[DIRECTIONS] The entries below should be given again exactly, minus their pictures.
╭─ EXTRACTED ENTRIES
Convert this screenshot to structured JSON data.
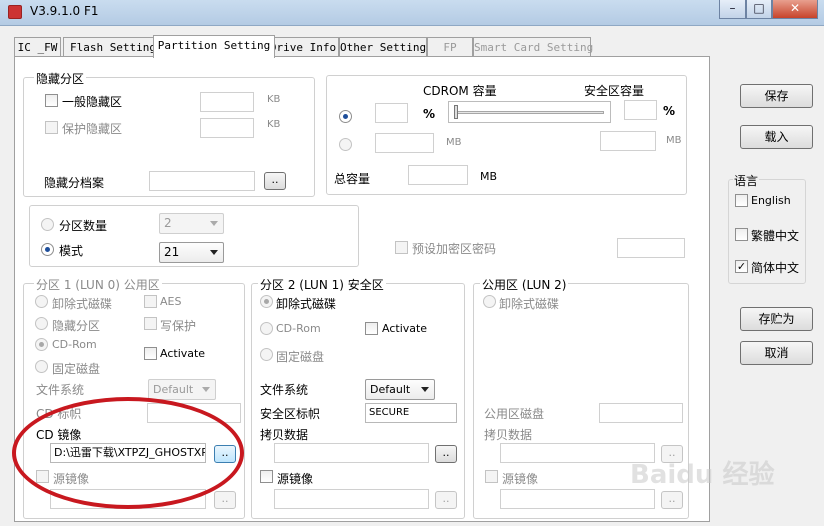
{
  "window": {
    "title": "V3.9.1.0 F1"
  },
  "tabs": [
    {
      "label": "IC _FW",
      "state": "normal"
    },
    {
      "label": "Flash Setting",
      "state": "normal"
    },
    {
      "label": "Partition Setting",
      "state": "active"
    },
    {
      "label": "Drive Info",
      "state": "normal"
    },
    {
      "label": "Other Setting",
      "state": "normal"
    },
    {
      "label": "FP",
      "state": "disabled"
    },
    {
      "label": "Smart Card Setting",
      "state": "disabled"
    }
  ],
  "hidden": {
    "title": "隐藏分区",
    "general_label": "一般隐藏区",
    "protect_label": "保护隐藏区",
    "unit_kb": "KB",
    "archive_label": "隐藏分档案",
    "browse": ".."
  },
  "cdrom": {
    "cap_label": "CDROM 容量",
    "secure_label": "安全区容量",
    "percent": "%",
    "mb": "MB",
    "total_label": "总容量",
    "total_unit": "MB"
  },
  "mode": {
    "count_label": "分区数量",
    "count_value": "2",
    "mode_label": "模式",
    "mode_value": "21",
    "preset_pwd_label": "预设加密区密码"
  },
  "p1": {
    "title": "分区 1 (LUN 0) 公用区",
    "removable": "卸除式磁碟",
    "hidden": "隐藏分区",
    "cdrom": "CD-Rom",
    "fixed": "固定磁盘",
    "aes": "AES",
    "write_protect": "写保护",
    "activate": "Activate",
    "fs_label": "文件系统",
    "fs_value": "Default",
    "cd_label_text": "CD 标帜",
    "cd_image_label": "CD 镜像",
    "cd_image_path": "D:\\迅雷下载\\XTPZJ_GHOSTXP",
    "source_image": "源镜像",
    "browse": ".."
  },
  "p2": {
    "title": "分区 2 (LUN 1) 安全区",
    "removable": "卸除式磁碟",
    "cdrom": "CD-Rom",
    "fixed": "固定磁盘",
    "activate": "Activate",
    "fs_label": "文件系统",
    "fs_value": "Default",
    "secure_label": "安全区标帜",
    "secure_value": "SECURE",
    "copy_label": "拷贝数据",
    "source_image": "源镜像",
    "browse": ".."
  },
  "p3": {
    "title": "公用区 (LUN 2)",
    "removable": "卸除式磁碟",
    "disk_label": "公用区磁盘",
    "copy_label": "拷贝数据",
    "source_image": "源镜像",
    "browse": ".."
  },
  "side": {
    "save": "保存",
    "load": "载入",
    "lang_title": "语言",
    "english": "English",
    "trad": "繁體中文",
    "simp": "简体中文",
    "save_as": "存贮为",
    "cancel": "取消"
  },
  "watermark": "Baidu 经验"
}
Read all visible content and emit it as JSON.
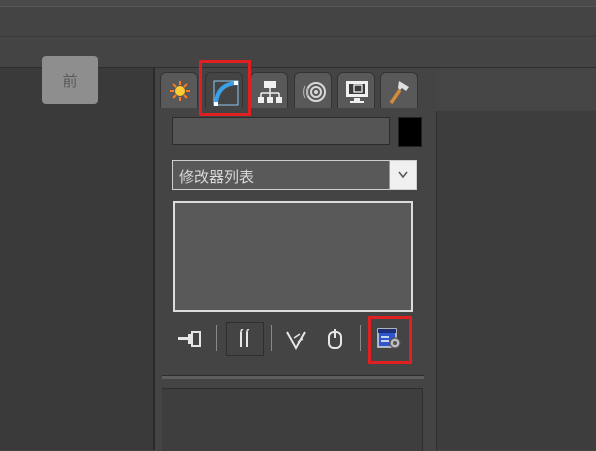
{
  "viewport": {
    "label": "前"
  },
  "command_panel": {
    "tabs": [
      {
        "name": "create",
        "icon": "sun-star-icon",
        "active": false
      },
      {
        "name": "modify",
        "icon": "curve-arc-icon",
        "active": true
      },
      {
        "name": "hierarchy",
        "icon": "hierarchy-icon",
        "active": false
      },
      {
        "name": "motion",
        "icon": "motion-rings-icon",
        "active": false
      },
      {
        "name": "display",
        "icon": "monitor-icon",
        "active": false
      },
      {
        "name": "utilities",
        "icon": "hammer-icon",
        "active": false
      }
    ],
    "object_name_value": "",
    "object_color": "#000000",
    "modifier_list": {
      "selected": "修改器列表"
    },
    "stack_tools": [
      {
        "name": "pin-stack",
        "icon": "pin-icon"
      },
      {
        "name": "show-end-result",
        "icon": "end-result-icon"
      },
      {
        "name": "make-unique",
        "icon": "make-unique-icon"
      },
      {
        "name": "remove-modifier",
        "icon": "remove-modifier-icon"
      },
      {
        "name": "configure-modifier-sets",
        "icon": "configure-sets-icon"
      }
    ]
  },
  "colors": {
    "highlight": "#e02020",
    "accent_blue": "#3aa0e8",
    "panel_bg": "#444444"
  }
}
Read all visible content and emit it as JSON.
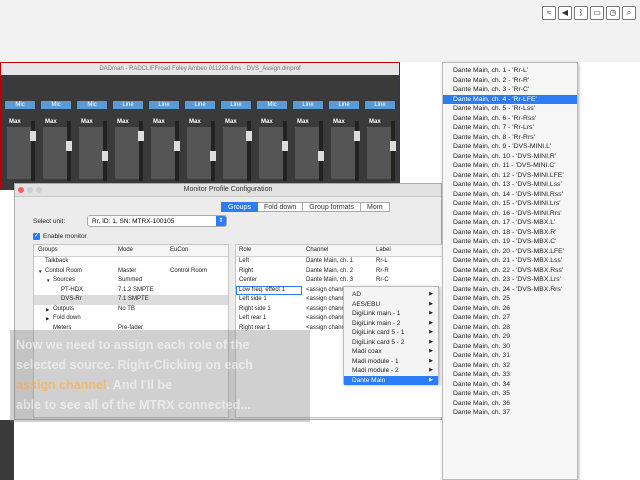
╰─
[CORRECT RESULT]
Convert this screenshot to structured JSON data.
{
  "window": {
    "title": "V3.9.1.0 F1"
  },
  "tabs": [
    {
      "label": "IC _FW",
      "state": "normal"
    },
    {
      "label": "Flash Setting",
      "state": "normal"
    },
    {
      "label": "Partition Setting",
      "state": "active"
    },
    {
      "label": "Drive Info",
      "state": "normal"
    },
    {
      "label": "Other Setting",
      "state": "normal"
    },
    {
      "label": "FP",
      "state": "disabled"
    },
    {
      "label": "Smart Card Setting",
      "state": "disabled"
    }
  ],
  "hidden": {
    "title": "隐藏分区",
    "general_label": "一般隐藏区",
    "protect_label": "保护隐藏区",
    "unit_kb": "KB",
    "archive_label": "隐藏分档案",
    "browse": ".."
  },
  "cdrom": {
    "cap_label": "CDROM 容量",
    "secure_label": "安全区容量",
    "percent": "%",
    "mb": "MB",
    "total_label": "总容量",
    "total_unit": "MB"
  },
  "mode": {
    "count_label": "分区数量",
    "count_value": "2",
    "mode_label": "模式",
    "mode_value": "21",
    "preset_pwd_label": "预设加密区密码"
  },
  "p1": {
    "title": "分区 1 (LUN 0) 公用区",
    "removable": "卸除式磁碟",
    "hidden": "隐藏分区",
    "cdrom": "CD-Rom",
    "fixed": "固定磁盘",
    "aes": "AES",
    "write_protect": "写保护",
    "activate": "Activate",
    "fs_label": "文件系统",
    "fs_value": "Default",
    "cd_label_text": "CD 标帜",
    "cd_image_label": "CD 镜像",
    "cd_image_path": "D:\\迅雷下载\\XTPZJ_GHOSTXP",
    "source_image": "源镜像",
    "browse": ".."
  },
  "p2": {
    "title": "分区 2 (LUN 1) 安全区",
    "removable": "卸除式磁碟",
    "cdrom": "CD-Rom",
    "fixed": "固定磁盘",
    "activate": "Activate",
    "fs_label": "文件系统",
    "fs_value": "Default",
    "secure_label": "安全区标帜",
    "secure_value": "SECURE",
    "copy_label": "拷贝数据",
    "source_image": "源镜像",
    "browse": ".."
  },
  "p3": {
    "title": "公用区 (LUN 2)",
    "removable": "卸除式磁碟",
    "disk_label": "公用区磁盘",
    "copy_label": "拷贝数据",
    "source_image": "源镜像",
    "browse": ".."
  },
  "side": {
    "save": "保存",
    "load": "载入",
    "lang_title": "语言",
    "english": "English",
    "trad": "繁體中文",
    "simp": "简体中文",
    "save_as": "存贮为",
    "cancel": "取消"
  },
  "watermark": "Baidu 经验"
}
Read all visible content and emit it as JSON.
{
  "viewport": {
    "label": "前"
  },
  "command_panel": {
    "tabs": [
      {
        "name": "create",
        "icon": "sun-star-icon",
        "active": false
      },
      {
        "name": "modify",
        "icon": "curve-arc-icon",
        "active": true
      },
      {
        "name": "hierarchy",
        "icon": "hierarchy-icon",
        "active": false
      },
      {
        "name": "motion",
        "icon": "motion-rings-icon",
        "active": false
      },
      {
        "name": "display",
        "icon": "monitor-icon",
        "active": false
      },
      {
        "name": "utilities",
        "icon": "hammer-icon",
        "active": false
      }
    ],
    "object_name_value": "",
    "object_color": "#000000",
    "modifier_list": {
      "selected": "修改器列表"
    },
    "stack_tools": [
      {
        "name": "pin-stack",
        "icon": "pin-icon"
      },
      {
        "name": "show-end-result",
        "icon": "end-result-icon"
      },
      {
        "name": "make-unique",
        "icon": "make-unique-icon"
      },
      {
        "name": "remove-modifier",
        "icon": "remove-modifier-icon"
      },
      {
        "name": "configure-modifier-sets",
        "icon": "configure-sets-icon"
      }
    ]
  },
  "colors": {
    "highlight": "#e02020",
    "accent_blue": "#3aa0e8",
    "panel_bg": "#444444"
  }
}
Read all visible content and emit it as JSON.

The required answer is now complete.